> [Instructions to follow] Search the listing below for the string "glyph" and copy every line where it occurs.

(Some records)
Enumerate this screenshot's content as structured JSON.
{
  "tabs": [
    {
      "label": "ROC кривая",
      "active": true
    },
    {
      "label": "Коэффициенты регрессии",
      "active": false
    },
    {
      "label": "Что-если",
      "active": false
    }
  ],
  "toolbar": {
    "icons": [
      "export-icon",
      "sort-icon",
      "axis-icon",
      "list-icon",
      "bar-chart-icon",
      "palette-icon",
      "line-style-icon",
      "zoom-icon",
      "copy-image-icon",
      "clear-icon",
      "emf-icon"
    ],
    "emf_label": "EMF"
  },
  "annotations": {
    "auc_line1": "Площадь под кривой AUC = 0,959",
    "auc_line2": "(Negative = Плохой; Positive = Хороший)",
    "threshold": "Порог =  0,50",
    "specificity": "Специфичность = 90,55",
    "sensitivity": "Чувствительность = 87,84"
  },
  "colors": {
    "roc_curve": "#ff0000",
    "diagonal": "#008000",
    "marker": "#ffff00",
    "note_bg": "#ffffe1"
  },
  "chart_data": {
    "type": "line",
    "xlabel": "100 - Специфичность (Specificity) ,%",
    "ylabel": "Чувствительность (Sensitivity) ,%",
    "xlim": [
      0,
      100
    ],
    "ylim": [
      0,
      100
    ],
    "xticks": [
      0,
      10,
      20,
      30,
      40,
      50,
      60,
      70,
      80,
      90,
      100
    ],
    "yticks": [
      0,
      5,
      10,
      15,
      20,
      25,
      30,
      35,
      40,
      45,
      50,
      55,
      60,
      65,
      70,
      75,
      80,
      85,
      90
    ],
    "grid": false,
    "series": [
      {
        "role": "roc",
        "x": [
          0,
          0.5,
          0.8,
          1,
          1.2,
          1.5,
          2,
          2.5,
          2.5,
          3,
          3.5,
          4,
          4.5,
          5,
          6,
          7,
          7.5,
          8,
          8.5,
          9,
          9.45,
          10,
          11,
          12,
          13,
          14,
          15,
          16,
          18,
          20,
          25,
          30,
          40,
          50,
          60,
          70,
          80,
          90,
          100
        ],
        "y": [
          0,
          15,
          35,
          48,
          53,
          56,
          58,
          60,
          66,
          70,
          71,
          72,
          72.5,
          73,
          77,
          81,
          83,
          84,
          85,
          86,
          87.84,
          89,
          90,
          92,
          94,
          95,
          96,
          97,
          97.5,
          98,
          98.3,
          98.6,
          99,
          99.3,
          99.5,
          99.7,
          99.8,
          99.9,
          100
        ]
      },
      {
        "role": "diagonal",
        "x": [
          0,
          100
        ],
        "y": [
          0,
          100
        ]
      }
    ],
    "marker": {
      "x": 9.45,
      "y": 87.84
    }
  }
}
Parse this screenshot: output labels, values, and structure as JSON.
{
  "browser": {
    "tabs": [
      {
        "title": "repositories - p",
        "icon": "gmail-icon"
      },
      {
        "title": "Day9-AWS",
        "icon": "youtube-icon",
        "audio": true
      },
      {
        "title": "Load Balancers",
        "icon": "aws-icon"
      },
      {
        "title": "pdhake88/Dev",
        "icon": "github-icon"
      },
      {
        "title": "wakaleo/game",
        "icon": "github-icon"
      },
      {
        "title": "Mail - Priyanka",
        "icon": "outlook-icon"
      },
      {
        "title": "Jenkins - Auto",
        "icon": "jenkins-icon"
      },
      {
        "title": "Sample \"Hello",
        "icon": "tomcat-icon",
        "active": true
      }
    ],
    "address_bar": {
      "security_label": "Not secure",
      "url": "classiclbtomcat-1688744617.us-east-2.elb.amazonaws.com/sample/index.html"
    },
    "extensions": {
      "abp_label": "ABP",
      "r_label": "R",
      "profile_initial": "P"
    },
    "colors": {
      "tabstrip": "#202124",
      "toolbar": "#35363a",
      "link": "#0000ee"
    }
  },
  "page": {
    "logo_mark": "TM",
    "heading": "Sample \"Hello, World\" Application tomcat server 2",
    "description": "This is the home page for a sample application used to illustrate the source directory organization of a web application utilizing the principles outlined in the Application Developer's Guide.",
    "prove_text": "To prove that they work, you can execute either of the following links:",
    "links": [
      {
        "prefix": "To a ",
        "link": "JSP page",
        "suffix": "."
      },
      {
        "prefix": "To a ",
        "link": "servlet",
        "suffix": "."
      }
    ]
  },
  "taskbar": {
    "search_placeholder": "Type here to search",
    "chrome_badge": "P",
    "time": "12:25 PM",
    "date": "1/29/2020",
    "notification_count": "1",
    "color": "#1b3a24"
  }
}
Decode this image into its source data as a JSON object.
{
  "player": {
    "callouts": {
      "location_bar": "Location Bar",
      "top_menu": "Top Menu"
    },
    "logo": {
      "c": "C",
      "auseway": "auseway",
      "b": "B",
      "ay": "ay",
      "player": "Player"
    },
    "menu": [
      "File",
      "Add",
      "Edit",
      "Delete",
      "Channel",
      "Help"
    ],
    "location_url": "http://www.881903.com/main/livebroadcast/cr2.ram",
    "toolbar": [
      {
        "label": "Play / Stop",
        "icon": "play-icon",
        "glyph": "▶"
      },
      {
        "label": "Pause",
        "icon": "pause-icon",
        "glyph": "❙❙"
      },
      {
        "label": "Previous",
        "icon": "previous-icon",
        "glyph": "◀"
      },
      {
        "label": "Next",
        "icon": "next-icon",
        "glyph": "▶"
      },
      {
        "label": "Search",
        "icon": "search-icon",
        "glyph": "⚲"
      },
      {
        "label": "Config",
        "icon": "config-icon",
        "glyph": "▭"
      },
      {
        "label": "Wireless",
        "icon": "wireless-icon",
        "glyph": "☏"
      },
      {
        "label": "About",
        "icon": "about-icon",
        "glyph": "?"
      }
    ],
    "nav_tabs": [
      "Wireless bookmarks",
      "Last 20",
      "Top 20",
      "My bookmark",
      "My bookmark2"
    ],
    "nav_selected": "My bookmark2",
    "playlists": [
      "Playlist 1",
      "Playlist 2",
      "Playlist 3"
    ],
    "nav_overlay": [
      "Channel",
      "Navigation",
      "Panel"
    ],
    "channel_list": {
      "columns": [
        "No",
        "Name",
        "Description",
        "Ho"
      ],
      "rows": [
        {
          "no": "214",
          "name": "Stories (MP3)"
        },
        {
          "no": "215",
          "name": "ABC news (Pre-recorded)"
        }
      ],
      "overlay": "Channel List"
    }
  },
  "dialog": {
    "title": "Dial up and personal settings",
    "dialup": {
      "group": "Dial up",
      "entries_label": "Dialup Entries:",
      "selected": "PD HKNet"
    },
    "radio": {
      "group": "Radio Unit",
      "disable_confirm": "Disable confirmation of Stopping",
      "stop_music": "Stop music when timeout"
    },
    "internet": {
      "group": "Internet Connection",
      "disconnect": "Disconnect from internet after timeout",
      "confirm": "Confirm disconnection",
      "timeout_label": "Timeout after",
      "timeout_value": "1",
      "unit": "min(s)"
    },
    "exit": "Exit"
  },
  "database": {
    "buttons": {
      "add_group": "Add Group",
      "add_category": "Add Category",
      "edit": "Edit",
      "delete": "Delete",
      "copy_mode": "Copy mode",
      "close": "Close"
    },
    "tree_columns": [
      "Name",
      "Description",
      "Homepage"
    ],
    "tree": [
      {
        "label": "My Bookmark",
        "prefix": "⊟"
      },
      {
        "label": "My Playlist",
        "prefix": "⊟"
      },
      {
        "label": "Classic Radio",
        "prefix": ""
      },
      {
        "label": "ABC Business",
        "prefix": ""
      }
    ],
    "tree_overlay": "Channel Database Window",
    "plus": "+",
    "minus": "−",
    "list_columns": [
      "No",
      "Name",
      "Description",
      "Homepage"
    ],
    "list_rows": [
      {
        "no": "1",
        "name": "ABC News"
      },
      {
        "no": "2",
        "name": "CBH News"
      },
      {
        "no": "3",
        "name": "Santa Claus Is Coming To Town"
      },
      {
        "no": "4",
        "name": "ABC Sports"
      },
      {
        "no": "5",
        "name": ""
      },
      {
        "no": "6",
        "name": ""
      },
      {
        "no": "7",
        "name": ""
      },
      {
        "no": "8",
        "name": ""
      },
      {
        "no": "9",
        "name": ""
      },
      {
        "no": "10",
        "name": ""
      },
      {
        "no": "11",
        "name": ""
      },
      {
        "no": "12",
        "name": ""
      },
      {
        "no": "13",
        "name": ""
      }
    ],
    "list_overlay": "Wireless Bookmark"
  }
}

> [Task solution]
        "glyph": "▶"
        "glyph": "❙❙"
        "glyph": "◀"
        "glyph": "▶"
        "glyph": "⚲"
        "glyph": "▭"
        "glyph": "☏"
        "glyph": "?"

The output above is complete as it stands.